> _WORKING DATA_:
▬▬▬▬▬▬
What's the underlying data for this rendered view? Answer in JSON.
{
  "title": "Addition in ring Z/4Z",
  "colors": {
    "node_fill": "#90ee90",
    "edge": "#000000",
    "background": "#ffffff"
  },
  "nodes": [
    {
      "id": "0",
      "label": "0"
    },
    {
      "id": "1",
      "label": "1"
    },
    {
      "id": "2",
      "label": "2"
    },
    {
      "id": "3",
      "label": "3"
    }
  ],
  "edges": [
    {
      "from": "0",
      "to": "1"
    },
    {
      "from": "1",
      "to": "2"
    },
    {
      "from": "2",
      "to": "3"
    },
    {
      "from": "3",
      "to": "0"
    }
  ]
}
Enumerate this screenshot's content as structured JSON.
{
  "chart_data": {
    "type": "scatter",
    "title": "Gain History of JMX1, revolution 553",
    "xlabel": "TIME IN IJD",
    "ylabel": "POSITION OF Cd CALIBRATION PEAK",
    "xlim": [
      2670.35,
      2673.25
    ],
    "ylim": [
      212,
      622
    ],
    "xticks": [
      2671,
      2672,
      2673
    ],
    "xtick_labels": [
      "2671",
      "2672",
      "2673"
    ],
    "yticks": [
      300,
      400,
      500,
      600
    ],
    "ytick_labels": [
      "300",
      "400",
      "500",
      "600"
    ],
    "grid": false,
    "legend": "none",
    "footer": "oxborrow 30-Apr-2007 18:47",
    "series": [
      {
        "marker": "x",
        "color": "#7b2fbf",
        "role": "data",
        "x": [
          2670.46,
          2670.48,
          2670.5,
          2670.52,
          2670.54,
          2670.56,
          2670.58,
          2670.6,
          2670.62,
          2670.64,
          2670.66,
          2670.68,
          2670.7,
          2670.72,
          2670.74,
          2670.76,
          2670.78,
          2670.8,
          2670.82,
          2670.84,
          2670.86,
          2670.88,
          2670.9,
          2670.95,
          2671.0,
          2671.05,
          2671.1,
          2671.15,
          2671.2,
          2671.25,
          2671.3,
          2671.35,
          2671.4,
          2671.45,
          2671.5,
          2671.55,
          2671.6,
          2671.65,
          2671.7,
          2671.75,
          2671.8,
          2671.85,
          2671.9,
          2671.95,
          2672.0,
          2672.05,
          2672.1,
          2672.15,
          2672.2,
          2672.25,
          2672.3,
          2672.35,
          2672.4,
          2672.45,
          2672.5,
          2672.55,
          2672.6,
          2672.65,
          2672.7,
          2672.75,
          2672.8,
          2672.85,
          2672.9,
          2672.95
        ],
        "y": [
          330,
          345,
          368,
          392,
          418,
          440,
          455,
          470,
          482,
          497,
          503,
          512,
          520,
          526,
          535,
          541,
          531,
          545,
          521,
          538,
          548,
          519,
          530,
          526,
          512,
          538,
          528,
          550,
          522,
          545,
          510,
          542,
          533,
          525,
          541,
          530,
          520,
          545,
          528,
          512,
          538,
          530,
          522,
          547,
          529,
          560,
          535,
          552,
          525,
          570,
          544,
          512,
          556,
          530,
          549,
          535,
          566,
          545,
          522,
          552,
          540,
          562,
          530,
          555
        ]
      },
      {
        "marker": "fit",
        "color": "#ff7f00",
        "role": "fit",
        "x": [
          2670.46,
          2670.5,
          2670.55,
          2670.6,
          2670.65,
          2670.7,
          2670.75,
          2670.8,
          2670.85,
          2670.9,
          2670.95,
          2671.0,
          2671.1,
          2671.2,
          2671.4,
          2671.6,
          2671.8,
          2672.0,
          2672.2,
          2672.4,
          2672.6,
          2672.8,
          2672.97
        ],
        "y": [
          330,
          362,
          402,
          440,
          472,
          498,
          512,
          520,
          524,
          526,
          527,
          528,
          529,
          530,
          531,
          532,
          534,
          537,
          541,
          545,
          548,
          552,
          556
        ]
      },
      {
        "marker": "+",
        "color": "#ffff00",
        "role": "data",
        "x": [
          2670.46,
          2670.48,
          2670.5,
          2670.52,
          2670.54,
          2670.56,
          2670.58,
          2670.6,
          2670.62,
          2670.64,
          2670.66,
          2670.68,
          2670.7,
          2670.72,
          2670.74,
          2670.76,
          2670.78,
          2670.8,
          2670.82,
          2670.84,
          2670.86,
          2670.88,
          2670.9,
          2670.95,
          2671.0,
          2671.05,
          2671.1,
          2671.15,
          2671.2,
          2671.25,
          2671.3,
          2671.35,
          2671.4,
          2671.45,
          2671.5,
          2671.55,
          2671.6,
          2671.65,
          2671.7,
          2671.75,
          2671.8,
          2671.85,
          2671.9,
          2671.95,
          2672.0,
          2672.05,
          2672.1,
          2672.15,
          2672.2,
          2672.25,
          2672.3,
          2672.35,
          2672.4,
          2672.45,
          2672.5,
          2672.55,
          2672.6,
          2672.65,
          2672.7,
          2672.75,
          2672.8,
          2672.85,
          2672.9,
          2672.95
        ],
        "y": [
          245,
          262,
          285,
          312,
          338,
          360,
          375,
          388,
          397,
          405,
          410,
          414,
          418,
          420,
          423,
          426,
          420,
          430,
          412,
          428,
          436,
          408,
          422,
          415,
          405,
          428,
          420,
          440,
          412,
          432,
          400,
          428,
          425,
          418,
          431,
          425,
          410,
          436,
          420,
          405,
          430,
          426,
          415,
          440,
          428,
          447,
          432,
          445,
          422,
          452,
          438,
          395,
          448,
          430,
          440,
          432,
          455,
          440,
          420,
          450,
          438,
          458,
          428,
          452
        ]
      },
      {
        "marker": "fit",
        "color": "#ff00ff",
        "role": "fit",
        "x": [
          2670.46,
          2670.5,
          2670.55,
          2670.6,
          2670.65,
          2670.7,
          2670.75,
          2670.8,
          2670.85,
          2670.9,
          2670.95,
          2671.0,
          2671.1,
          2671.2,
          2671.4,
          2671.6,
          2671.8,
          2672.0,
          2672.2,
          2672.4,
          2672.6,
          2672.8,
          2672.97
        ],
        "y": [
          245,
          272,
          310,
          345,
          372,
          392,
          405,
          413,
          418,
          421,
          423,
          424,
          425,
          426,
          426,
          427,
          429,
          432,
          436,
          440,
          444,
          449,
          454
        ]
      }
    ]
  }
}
▬▬▬▬▬▬
> _WRITTEN PROBLEM_: Give the data again, exactly as it stands.

> _FINAL RESULT_:
What's the underlying data for this rendered view? Answer in JSON.
{
  "title": "Addition in ring Z/4Z",
  "colors": {
    "node_fill": "#90ee90",
    "edge": "#000000",
    "background": "#ffffff"
  },
  "nodes": [
    {
      "id": "0",
      "label": "0"
    },
    {
      "id": "1",
      "label": "1"
    },
    {
      "id": "2",
      "label": "2"
    },
    {
      "id": "3",
      "label": "3"
    }
  ],
  "edges": [
    {
      "from": "0",
      "to": "1"
    },
    {
      "from": "1",
      "to": "2"
    },
    {
      "from": "2",
      "to": "3"
    },
    {
      "from": "3",
      "to": "0"
    }
  ]
}
Enumerate this screenshot's content as structured JSON.
{
  "chart_data": {
    "type": "scatter",
    "title": "Gain History of JMX1, revolution 553",
    "xlabel": "TIME IN IJD",
    "ylabel": "POSITION OF Cd CALIBRATION PEAK",
    "xlim": [
      2670.35,
      2673.25
    ],
    "ylim": [
      212,
      622
    ],
    "xticks": [
      2671,
      2672,
      2673
    ],
    "xtick_labels": [
      "2671",
      "2672",
      "2673"
    ],
    "yticks": [
      300,
      400,
      500,
      600
    ],
    "ytick_labels": [
      "300",
      "400",
      "500",
      "600"
    ],
    "grid": false,
    "legend": "none",
    "footer": "oxborrow 30-Apr-2007 18:47",
    "series": [
      {
        "marker": "x",
        "color": "#7b2fbf",
        "role": "data",
        "x": [
          2670.46,
          2670.48,
          2670.5,
          2670.52,
          2670.54,
          2670.56,
          2670.58,
          2670.6,
          2670.62,
          2670.64,
          2670.66,
          2670.68,
          2670.7,
          2670.72,
          2670.74,
          2670.76,
          2670.78,
          2670.8,
          2670.82,
          2670.84,
          2670.86,
          2670.88,
          2670.9,
          2670.95,
          2671.0,
          2671.05,
          2671.1,
          2671.15,
          2671.2,
          2671.25,
          2671.3,
          2671.35,
          2671.4,
          2671.45,
          2671.5,
          2671.55,
          2671.6,
          2671.65,
          2671.7,
          2671.75,
          2671.8,
          2671.85,
          2671.9,
          2671.95,
          2672.0,
          2672.05,
          2672.1,
          2672.15,
          2672.2,
          2672.25,
          2672.3,
          2672.35,
          2672.4,
          2672.45,
          2672.5,
          2672.55,
          2672.6,
          2672.65,
          2672.7,
          2672.75,
          2672.8,
          2672.85,
          2672.9,
          2672.95
        ],
        "y": [
          330,
          345,
          368,
          392,
          418,
          440,
          455,
          470,
          482,
          497,
          503,
          512,
          520,
          526,
          535,
          541,
          531,
          545,
          521,
          538,
          548,
          519,
          530,
          526,
          512,
          538,
          528,
          550,
          522,
          545,
          510,
          542,
          533,
          525,
          541,
          530,
          520,
          545,
          528,
          512,
          538,
          530,
          522,
          547,
          529,
          560,
          535,
          552,
          525,
          570,
          544,
          512,
          556,
          530,
          549,
          535,
          566,
          545,
          522,
          552,
          540,
          562,
          530,
          555
        ]
      },
      {
        "marker": "fit",
        "color": "#ff7f00",
        "role": "fit",
        "x": [
          2670.46,
          2670.5,
          2670.55,
          2670.6,
          2670.65,
          2670.7,
          2670.75,
          2670.8,
          2670.85,
          2670.9,
          2670.95,
          2671.0,
          2671.1,
          2671.2,
          2671.4,
          2671.6,
          2671.8,
          2672.0,
          2672.2,
          2672.4,
          2672.6,
          2672.8,
          2672.97
        ],
        "y": [
          330,
          362,
          402,
          440,
          472,
          498,
          512,
          520,
          524,
          526,
          527,
          528,
          529,
          530,
          531,
          532,
          534,
          537,
          541,
          545,
          548,
          552,
          556
        ]
      },
      {
        "marker": "+",
        "color": "#ffff00",
        "role": "data",
        "x": [
          2670.46,
          2670.48,
          2670.5,
          2670.52,
          2670.54,
          2670.56,
          2670.58,
          2670.6,
          2670.62,
          2670.64,
          2670.66,
          2670.68,
          2670.7,
          2670.72,
          2670.74,
          2670.76,
          2670.78,
          2670.8,
          2670.82,
          2670.84,
          2670.86,
          2670.88,
          2670.9,
          2670.95,
          2671.0,
          2671.05,
          2671.1,
          2671.15,
          2671.2,
          2671.25,
          2671.3,
          2671.35,
          2671.4,
          2671.45,
          2671.5,
          2671.55,
          2671.6,
          2671.65,
          2671.7,
          2671.75,
          2671.8,
          2671.85,
          2671.9,
          2671.95,
          2672.0,
          2672.05,
          2672.1,
          2672.15,
          2672.2,
          2672.25,
          2672.3,
          2672.35,
          2672.4,
          2672.45,
          2672.5,
          2672.55,
          2672.6,
          2672.65,
          2672.7,
          2672.75,
          2672.8,
          2672.85,
          2672.9,
          2672.95
        ],
        "y": [
          245,
          262,
          285,
          312,
          338,
          360,
          375,
          388,
          397,
          405,
          410,
          414,
          418,
          420,
          423,
          426,
          420,
          430,
          412,
          428,
          436,
          408,
          422,
          415,
          405,
          428,
          420,
          440,
          412,
          432,
          400,
          428,
          425,
          418,
          431,
          425,
          410,
          436,
          420,
          405,
          430,
          426,
          415,
          440,
          428,
          447,
          432,
          445,
          422,
          452,
          438,
          395,
          448,
          430,
          440,
          432,
          455,
          440,
          420,
          450,
          438,
          458,
          428,
          452
        ]
      },
      {
        "marker": "fit",
        "color": "#ff00ff",
        "role": "fit",
        "x": [
          2670.46,
          2670.5,
          2670.55,
          2670.6,
          2670.65,
          2670.7,
          2670.75,
          2670.8,
          2670.85,
          2670.9,
          2670.95,
          2671.0,
          2671.1,
          2671.2,
          2671.4,
          2671.6,
          2671.8,
          2672.0,
          2672.2,
          2672.4,
          2672.6,
          2672.8,
          2672.97
        ],
        "y": [
          245,
          272,
          310,
          345,
          372,
          392,
          405,
          413,
          418,
          421,
          423,
          424,
          425,
          426,
          426,
          427,
          429,
          432,
          436,
          440,
          444,
          449,
          454
        ]
      }
    ]
  }
}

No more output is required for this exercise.